▸ Record excerpts:
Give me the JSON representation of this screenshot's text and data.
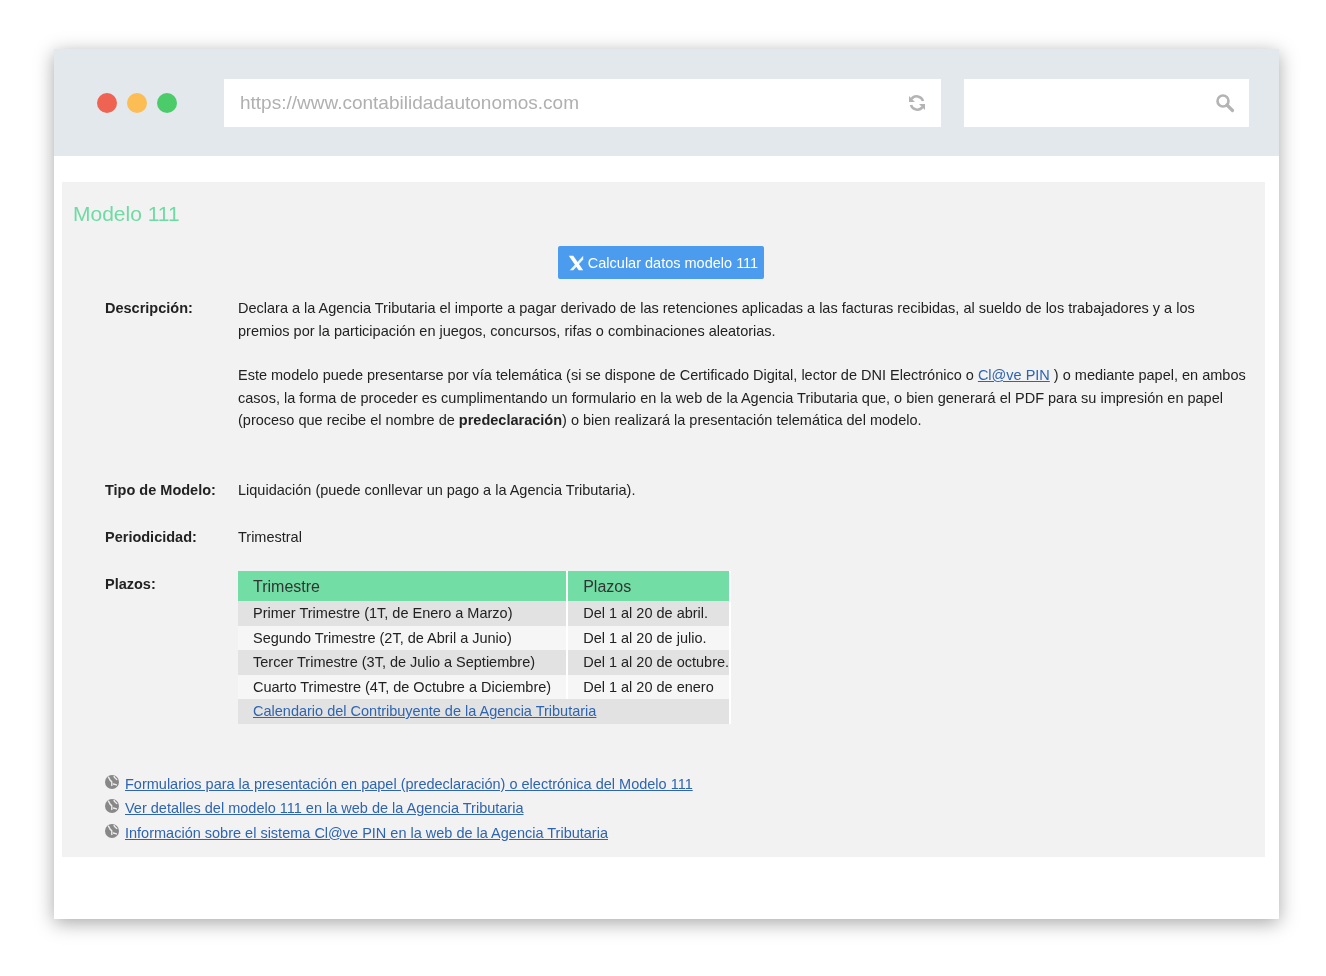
{
  "browser": {
    "address": "https://www.contabilidadautonomos.com",
    "traffic_lights": [
      {
        "color": "#ee6352"
      },
      {
        "color": "#fbbd54"
      },
      {
        "color": "#4ccb6b"
      }
    ]
  },
  "page": {
    "title": "Modelo 111",
    "calc_button": "Calcular datos modelo 111",
    "fields": [
      {
        "kind": "description",
        "label": "Descripción:",
        "paragraphs": [
          {
            "before": "Declara a la Agencia Tributaria el importe a pagar derivado de las retenciones aplicadas a las facturas recibidas, al sueldo de los trabajadores y a los premios por la participación en juegos, concursos, rifas o combinaciones aleatorias."
          },
          {
            "before": "Este modelo puede presentarse por vía telemática (si se dispone de Certificado Digital, lector de DNI Electrónico o ",
            "link": "Cl@ve PIN",
            "after": " ) o mediante papel, en ambos casos, la forma de proceder es cumplimentando un formulario en la web de la Agencia Tributaria que, o bien generará el PDF para su impresión en papel (proceso que recibe el nombre de **predeclaración**) o bien realizará la presentación telemática del modelo."
          }
        ]
      },
      {
        "kind": "text",
        "label": "Tipo de Modelo:",
        "value": "Liquidación (puede conllevar un pago a la Agencia Tributaria)."
      },
      {
        "kind": "text",
        "label": "Periodicidad:",
        "value": "Trimestral"
      },
      {
        "kind": "table",
        "label": "Plazos:",
        "columns": [
          "Trimestre",
          "Plazos"
        ],
        "rows": [
          [
            "Primer Trimestre (1T, de Enero a Marzo)",
            "Del 1 al 20 de abril."
          ],
          [
            "Segundo Trimestre (2T, de Abril a Junio)",
            "Del 1 al 20 de julio."
          ],
          [
            "Tercer Trimestre (3T, de Julio a Septiembre)",
            "Del 1 al 20 de octubre."
          ],
          [
            "Cuarto Trimestre (4T, de Octubre a Diciembre)",
            "Del 1 al 20 de enero"
          ]
        ],
        "footer_link": "Calendario del Contribuyente de la Agencia Tributaria"
      }
    ],
    "links": [
      "Formularios para la presentación en papel (predeclaración) o electrónica del Modelo 111",
      "Ver detalles del modelo 111 en la web de la Agencia Tributaria",
      "Información sobre el sistema Cl@ve PIN en la web de la Agencia Tributaria"
    ]
  }
}
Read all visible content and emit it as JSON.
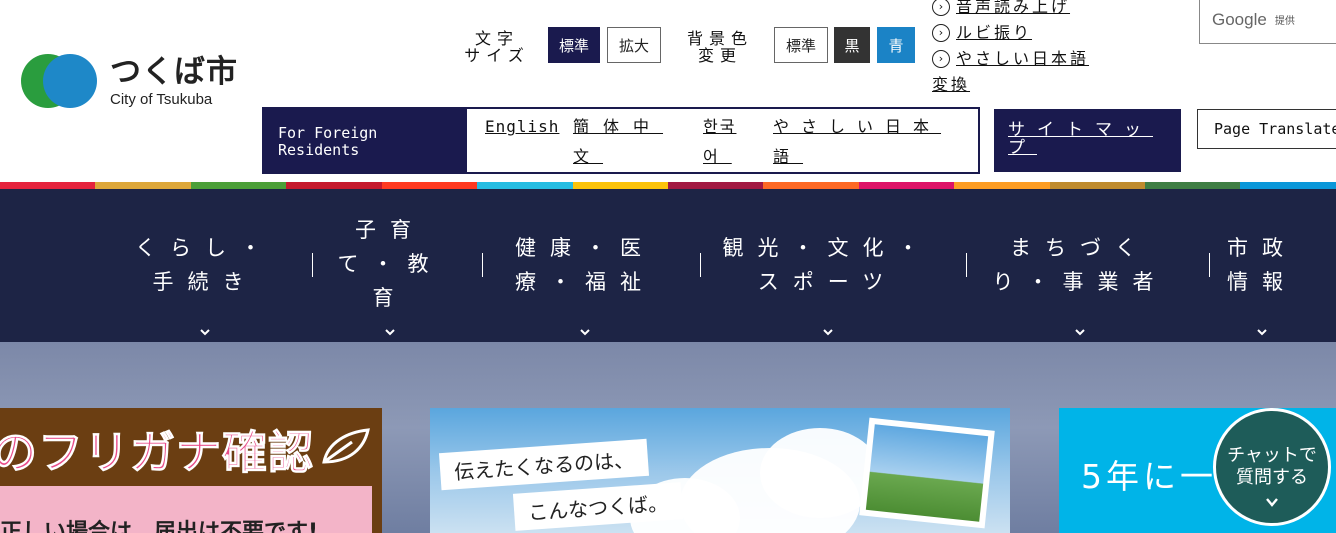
{
  "logo": {
    "jp": "つくば市",
    "en": "City of Tsukuba"
  },
  "controls": {
    "text_size_label_1": "文字",
    "text_size_label_2": "サイズ",
    "text_standard": "標準",
    "text_large": "拡大",
    "bg_label_1": "背景色",
    "bg_label_2": "変更",
    "bg_standard": "標準",
    "bg_black": "黒",
    "bg_blue": "青"
  },
  "access_links": {
    "speech": "音声読み上げ",
    "ruby": "ルビ振り",
    "easy_jp_1": "やさしい日本語",
    "easy_jp_2": "変換"
  },
  "google": {
    "word": "Google",
    "sub": "提供"
  },
  "foreign": {
    "label_1": "For Foreign",
    "label_2": "Residents",
    "links": [
      "English",
      "簡体中",
      "文",
      "한국",
      "어",
      "やさしい日本",
      "語"
    ]
  },
  "sitemap": {
    "line1": "サイトマッ",
    "line2": "プ"
  },
  "page_translate": "Page Translate",
  "stripe_colors": [
    "#e5233d",
    "#dda73a",
    "#4c9f38",
    "#c5192d",
    "#ff3a21",
    "#26bde2",
    "#fcc30b",
    "#a21942",
    "#fd6925",
    "#dd1367",
    "#fd9d24",
    "#bf8b2e",
    "#3f7e44",
    "#0a97d9"
  ],
  "nav": [
    {
      "line1": "くらし・",
      "line2": "手続き",
      "line3": ""
    },
    {
      "line1": "子育",
      "line2": "て・教",
      "line3": "育"
    },
    {
      "line1": "健康・医",
      "line2": "療・福祉",
      "line3": ""
    },
    {
      "line1": "観光・文化・",
      "line2": "スポーツ",
      "line3": ""
    },
    {
      "line1": "まちづく",
      "line2": "り・事業者",
      "line3": ""
    },
    {
      "line1": "市政",
      "line2": "情報",
      "line3": ""
    }
  ],
  "hero": {
    "card1_title": "のフリガナ確認",
    "card1_sub": "正しい場合は、届出は不要です!",
    "card2_line1": "伝えたくなるのは、",
    "card2_line2": "こんなつくば。",
    "card3_text": "5年に一",
    "chat_line1": "チャットで",
    "chat_line2": "質問する"
  }
}
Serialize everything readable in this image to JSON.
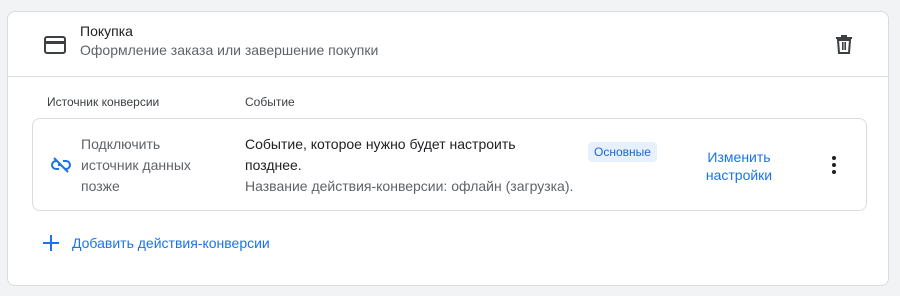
{
  "header": {
    "title": "Покупка",
    "subtitle": "Оформление заказа или завершение покупки",
    "card_icon": "credit-card-icon",
    "delete_icon": "trash-icon"
  },
  "columns": {
    "source": "Источник конверсии",
    "event": "Событие"
  },
  "row": {
    "source_lines": [
      "Подключить",
      "источник данных",
      "позже"
    ],
    "source_icon": "link-off-icon",
    "event_lines": [
      "Событие, которое нужно будет настроить",
      "позднее."
    ],
    "event_sub": "Название действия-конверсии: офлайн (загрузка).",
    "badge": "Основные",
    "edit_lines": [
      "Изменить",
      "настройки"
    ],
    "more_icon": "more-vert-icon"
  },
  "add_action": {
    "label": "Добавить действия-конверсии",
    "icon": "plus-icon"
  },
  "colors": {
    "accent": "#1a73e8",
    "badge_bg": "#e8f0fe",
    "border": "#dadce0",
    "page_bg": "#f1f3f4"
  }
}
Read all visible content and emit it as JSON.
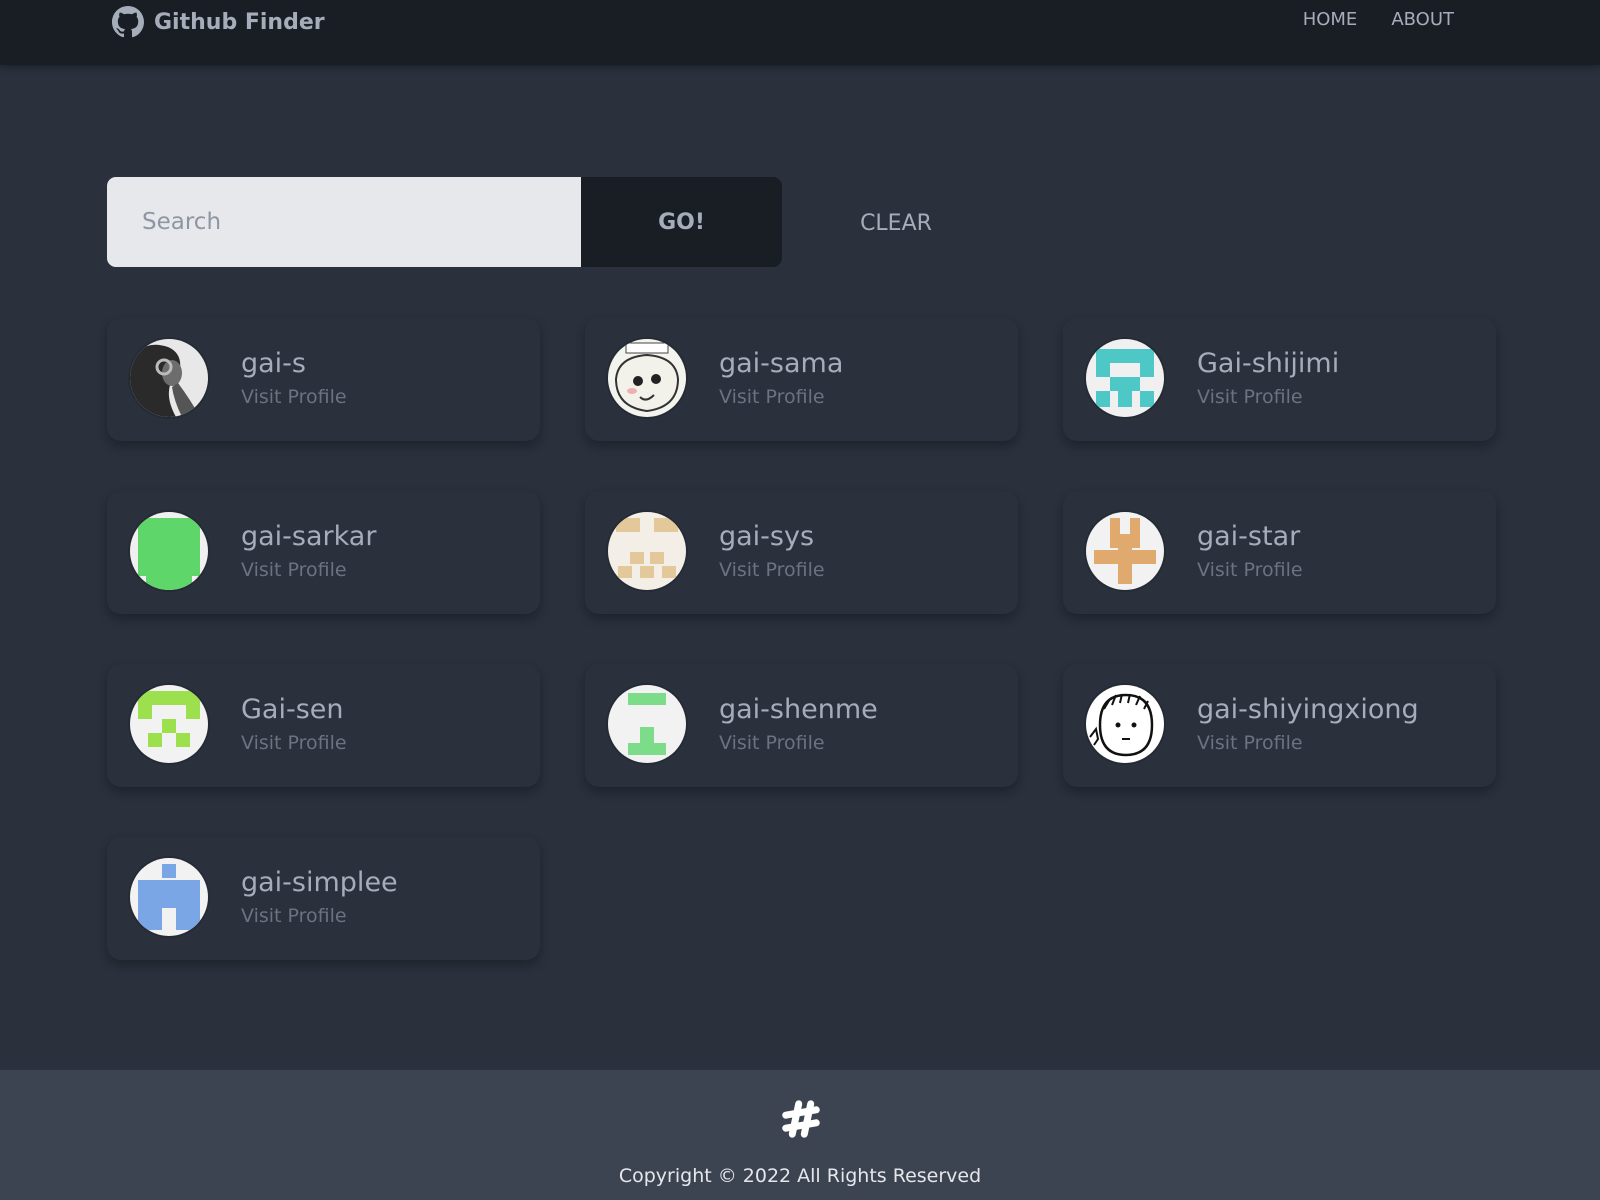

▸ Set exercise: Your task is to set down the records shown above exactly, minus any pictures.

▸ Correct output:
Give me the JSON representation of this screenshot's text and data.
{
  "browser": {
    "address": "https://www.contabilidadautonomos.com",
    "traffic_lights": [
      {
        "color": "#ee6352"
      },
      {
        "color": "#fbbd54"
      },
      {
        "color": "#4ccb6b"
      }
    ]
  },
  "page": {
    "title": "Modelo 111",
    "calc_button": "Calcular datos modelo 111",
    "fields": [
      {
        "kind": "description",
        "label": "Descripción:",
        "paragraphs": [
          {
            "before": "Declara a la Agencia Tributaria el importe a pagar derivado de las retenciones aplicadas a las facturas recibidas, al sueldo de los trabajadores y a los premios por la participación en juegos, concursos, rifas o combinaciones aleatorias."
          },
          {
            "before": "Este modelo puede presentarse por vía telemática (si se dispone de Certificado Digital, lector de DNI Electrónico o ",
            "link": "Cl@ve PIN",
            "after": " ) o mediante papel, en ambos casos, la forma de proceder es cumplimentando un formulario en la web de la Agencia Tributaria que, o bien generará el PDF para su impresión en papel (proceso que recibe el nombre de **predeclaración**) o bien realizará la presentación telemática del modelo."
          }
        ]
      },
      {
        "kind": "text",
        "label": "Tipo de Modelo:",
        "value": "Liquidación (puede conllevar un pago a la Agencia Tributaria)."
      },
      {
        "kind": "text",
        "label": "Periodicidad:",
        "value": "Trimestral"
      },
      {
        "kind": "table",
        "label": "Plazos:",
        "columns": [
          "Trimestre",
          "Plazos"
        ],
        "rows": [
          [
            "Primer Trimestre (1T, de Enero a Marzo)",
            "Del 1 al 20 de abril."
          ],
          [
            "Segundo Trimestre (2T, de Abril a Junio)",
            "Del 1 al 20 de julio."
          ],
          [
            "Tercer Trimestre (3T, de Julio a Septiembre)",
            "Del 1 al 20 de octubre."
          ],
          [
            "Cuarto Trimestre (4T, de Octubre a Diciembre)",
            "Del 1 al 20 de enero"
          ]
        ],
        "footer_link": "Calendario del Contribuyente de la Agencia Tributaria"
      }
    ],
    "links": [
      "Formularios para la presentación en papel (predeclaración) o electrónica del Modelo 111",
      "Ver detalles del modelo 111 en la web de la Agencia Tributaria",
      "Información sobre el sistema Cl@ve PIN en la web de la Agencia Tributaria"
    ]
  }
}
Read all visible content and emit it as JSON.
{
  "logo": {
    "jp": "つくば市",
    "en": "City of Tsukuba"
  },
  "controls": {
    "text_size_label_1": "文字",
    "text_size_label_2": "サイズ",
    "text_standard": "標準",
    "text_large": "拡大",
    "bg_label_1": "背景色",
    "bg_label_2": "変更",
    "bg_standard": "標準",
    "bg_black": "黒",
    "bg_blue": "青"
  },
  "access_links": {
    "speech": "音声読み上げ",
    "ruby": "ルビ振り",
    "easy_jp_1": "やさしい日本語",
    "easy_jp_2": "変換"
  },
  "google": {
    "word": "Google",
    "sub": "提供"
  },
  "foreign": {
    "label_1": "For Foreign",
    "label_2": "Residents",
    "links": [
      "English",
      "簡体中",
      "文",
      "한국",
      "어",
      "やさしい日本",
      "語"
    ]
  },
  "sitemap": {
    "line1": "サイトマッ",
    "line2": "プ"
  },
  "page_translate": "Page Translate",
  "stripe_colors": [
    "#e5233d",
    "#dda73a",
    "#4c9f38",
    "#c5192d",
    "#ff3a21",
    "#26bde2",
    "#fcc30b",
    "#a21942",
    "#fd6925",
    "#dd1367",
    "#fd9d24",
    "#bf8b2e",
    "#3f7e44",
    "#0a97d9"
  ],
  "nav": [
    {
      "line1": "くらし・",
      "line2": "手続き",
      "line3": ""
    },
    {
      "line1": "子育",
      "line2": "て・教",
      "line3": "育"
    },
    {
      "line1": "健康・医",
      "line2": "療・福祉",
      "line3": ""
    },
    {
      "line1": "観光・文化・",
      "line2": "スポーツ",
      "line3": ""
    },
    {
      "line1": "まちづく",
      "line2": "り・事業者",
      "line3": ""
    },
    {
      "line1": "市政",
      "line2": "情報",
      "line3": ""
    }
  ],
  "hero": {
    "card1_title": "のフリガナ確認",
    "card1_sub": "正しい場合は、届出は不要です!",
    "card2_line1": "伝えたくなるのは、",
    "card2_line2": "こんなつくば。",
    "card3_text": "5年に一",
    "chat_line1": "チャットで",
    "chat_line2": "質問する"
  }
}
Serialize everything readable in this image to JSON.
{
  "header": {
    "title": "Покупка",
    "subtitle": "Оформление заказа или завершение покупки",
    "card_icon": "credit-card-icon",
    "delete_icon": "trash-icon"
  },
  "columns": {
    "source": "Источник конверсии",
    "event": "Событие"
  },
  "row": {
    "source_lines": [
      "Подключить",
      "источник данных",
      "позже"
    ],
    "source_icon": "link-off-icon",
    "event_lines": [
      "Событие, которое нужно будет настроить",
      "позднее."
    ],
    "event_sub": "Название действия-конверсии: офлайн (загрузка).",
    "badge": "Основные",
    "edit_lines": [
      "Изменить",
      "настройки"
    ],
    "more_icon": "more-vert-icon"
  },
  "add_action": {
    "label": "Добавить действия-конверсии",
    "icon": "plus-icon"
  },
  "colors": {
    "accent": "#1a73e8",
    "badge_bg": "#e8f0fe",
    "border": "#dadce0",
    "page_bg": "#f1f3f4"
  }
}
Read all visible content and emit it as JSON.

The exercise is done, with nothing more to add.